== Provided records ==
## begin

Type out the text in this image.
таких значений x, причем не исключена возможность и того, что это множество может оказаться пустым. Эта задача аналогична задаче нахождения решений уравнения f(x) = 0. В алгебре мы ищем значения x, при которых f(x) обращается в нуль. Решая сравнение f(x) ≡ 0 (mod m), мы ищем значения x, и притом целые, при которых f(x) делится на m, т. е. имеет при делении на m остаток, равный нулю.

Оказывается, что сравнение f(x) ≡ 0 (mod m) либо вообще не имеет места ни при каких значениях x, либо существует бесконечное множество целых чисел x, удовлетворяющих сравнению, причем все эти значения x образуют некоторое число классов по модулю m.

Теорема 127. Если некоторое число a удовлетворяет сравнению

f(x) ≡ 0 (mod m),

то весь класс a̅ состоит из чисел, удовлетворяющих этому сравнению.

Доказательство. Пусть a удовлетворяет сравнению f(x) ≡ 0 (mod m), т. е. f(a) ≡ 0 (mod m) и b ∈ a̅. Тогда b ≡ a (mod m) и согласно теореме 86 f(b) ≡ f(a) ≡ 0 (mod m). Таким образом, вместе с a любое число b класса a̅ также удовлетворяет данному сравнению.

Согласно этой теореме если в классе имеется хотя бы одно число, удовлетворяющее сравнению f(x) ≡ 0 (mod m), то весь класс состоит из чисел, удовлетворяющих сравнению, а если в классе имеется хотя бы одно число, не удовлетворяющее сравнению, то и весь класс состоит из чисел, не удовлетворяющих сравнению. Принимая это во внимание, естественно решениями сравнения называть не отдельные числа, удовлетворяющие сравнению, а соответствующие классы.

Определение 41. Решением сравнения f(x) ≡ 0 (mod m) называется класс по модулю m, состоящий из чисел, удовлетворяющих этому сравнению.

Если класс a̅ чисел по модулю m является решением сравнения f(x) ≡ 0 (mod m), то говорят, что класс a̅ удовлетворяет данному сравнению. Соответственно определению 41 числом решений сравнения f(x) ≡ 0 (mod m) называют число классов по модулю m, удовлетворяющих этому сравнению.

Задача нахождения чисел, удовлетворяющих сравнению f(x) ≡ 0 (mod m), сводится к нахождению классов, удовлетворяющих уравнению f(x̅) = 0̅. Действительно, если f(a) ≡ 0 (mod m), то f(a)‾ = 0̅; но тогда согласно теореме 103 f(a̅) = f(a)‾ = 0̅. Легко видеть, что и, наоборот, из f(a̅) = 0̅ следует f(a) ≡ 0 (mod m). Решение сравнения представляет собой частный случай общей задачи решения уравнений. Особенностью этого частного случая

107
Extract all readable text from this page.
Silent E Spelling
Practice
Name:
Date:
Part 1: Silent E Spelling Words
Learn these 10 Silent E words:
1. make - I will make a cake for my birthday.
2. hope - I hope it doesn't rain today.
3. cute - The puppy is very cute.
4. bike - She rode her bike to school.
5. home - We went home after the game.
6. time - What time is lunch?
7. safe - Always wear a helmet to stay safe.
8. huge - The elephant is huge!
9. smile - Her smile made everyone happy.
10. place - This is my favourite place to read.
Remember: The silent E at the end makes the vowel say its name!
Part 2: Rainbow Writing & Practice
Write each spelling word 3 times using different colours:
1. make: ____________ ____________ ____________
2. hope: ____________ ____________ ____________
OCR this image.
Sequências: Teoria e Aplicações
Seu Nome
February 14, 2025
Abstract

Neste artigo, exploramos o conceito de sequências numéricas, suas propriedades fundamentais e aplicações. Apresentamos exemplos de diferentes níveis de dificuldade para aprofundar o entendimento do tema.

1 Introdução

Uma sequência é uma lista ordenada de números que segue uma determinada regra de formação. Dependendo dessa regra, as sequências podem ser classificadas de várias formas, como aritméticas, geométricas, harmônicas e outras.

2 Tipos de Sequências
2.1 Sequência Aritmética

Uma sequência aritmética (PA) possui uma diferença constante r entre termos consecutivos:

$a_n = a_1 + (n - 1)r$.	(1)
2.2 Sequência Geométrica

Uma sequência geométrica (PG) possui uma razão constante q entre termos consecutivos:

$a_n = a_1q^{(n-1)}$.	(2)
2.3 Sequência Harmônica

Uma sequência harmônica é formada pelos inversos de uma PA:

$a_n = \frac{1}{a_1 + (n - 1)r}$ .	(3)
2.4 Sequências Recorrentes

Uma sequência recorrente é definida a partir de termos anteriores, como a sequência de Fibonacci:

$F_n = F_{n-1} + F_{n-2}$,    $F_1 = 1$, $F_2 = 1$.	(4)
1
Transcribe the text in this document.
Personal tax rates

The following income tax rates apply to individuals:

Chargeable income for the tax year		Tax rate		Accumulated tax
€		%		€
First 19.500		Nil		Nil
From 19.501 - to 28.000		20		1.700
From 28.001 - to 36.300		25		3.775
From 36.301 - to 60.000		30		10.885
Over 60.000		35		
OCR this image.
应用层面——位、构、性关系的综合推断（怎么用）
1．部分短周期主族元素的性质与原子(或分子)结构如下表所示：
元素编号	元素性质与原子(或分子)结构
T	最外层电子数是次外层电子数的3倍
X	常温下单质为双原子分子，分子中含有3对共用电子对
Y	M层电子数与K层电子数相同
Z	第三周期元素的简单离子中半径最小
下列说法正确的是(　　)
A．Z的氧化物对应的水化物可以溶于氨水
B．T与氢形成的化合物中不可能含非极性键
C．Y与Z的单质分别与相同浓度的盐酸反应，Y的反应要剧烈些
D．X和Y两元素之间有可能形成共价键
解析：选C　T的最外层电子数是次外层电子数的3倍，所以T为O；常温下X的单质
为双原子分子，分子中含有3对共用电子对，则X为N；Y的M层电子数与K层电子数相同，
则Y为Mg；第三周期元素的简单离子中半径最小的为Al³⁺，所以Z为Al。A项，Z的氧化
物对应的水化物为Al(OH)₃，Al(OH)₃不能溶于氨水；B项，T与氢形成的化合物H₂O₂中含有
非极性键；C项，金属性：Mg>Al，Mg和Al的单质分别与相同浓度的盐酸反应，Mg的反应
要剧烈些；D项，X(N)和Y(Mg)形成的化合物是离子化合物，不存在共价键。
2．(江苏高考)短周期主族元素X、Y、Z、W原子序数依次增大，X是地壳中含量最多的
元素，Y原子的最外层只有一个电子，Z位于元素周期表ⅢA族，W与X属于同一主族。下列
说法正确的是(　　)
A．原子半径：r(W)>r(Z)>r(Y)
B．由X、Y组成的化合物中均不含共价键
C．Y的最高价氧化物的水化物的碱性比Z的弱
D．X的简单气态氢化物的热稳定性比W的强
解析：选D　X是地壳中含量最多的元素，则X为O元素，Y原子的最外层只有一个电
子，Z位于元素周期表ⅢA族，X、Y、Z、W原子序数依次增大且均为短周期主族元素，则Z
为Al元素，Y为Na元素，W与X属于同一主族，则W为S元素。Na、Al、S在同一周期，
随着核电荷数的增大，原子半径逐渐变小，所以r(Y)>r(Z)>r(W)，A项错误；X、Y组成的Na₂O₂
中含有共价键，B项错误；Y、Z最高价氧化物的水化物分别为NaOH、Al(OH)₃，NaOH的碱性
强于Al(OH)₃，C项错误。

## end

Give the number of lines in the records that contain the string "W与X属于同一主族", and nothing besides.

2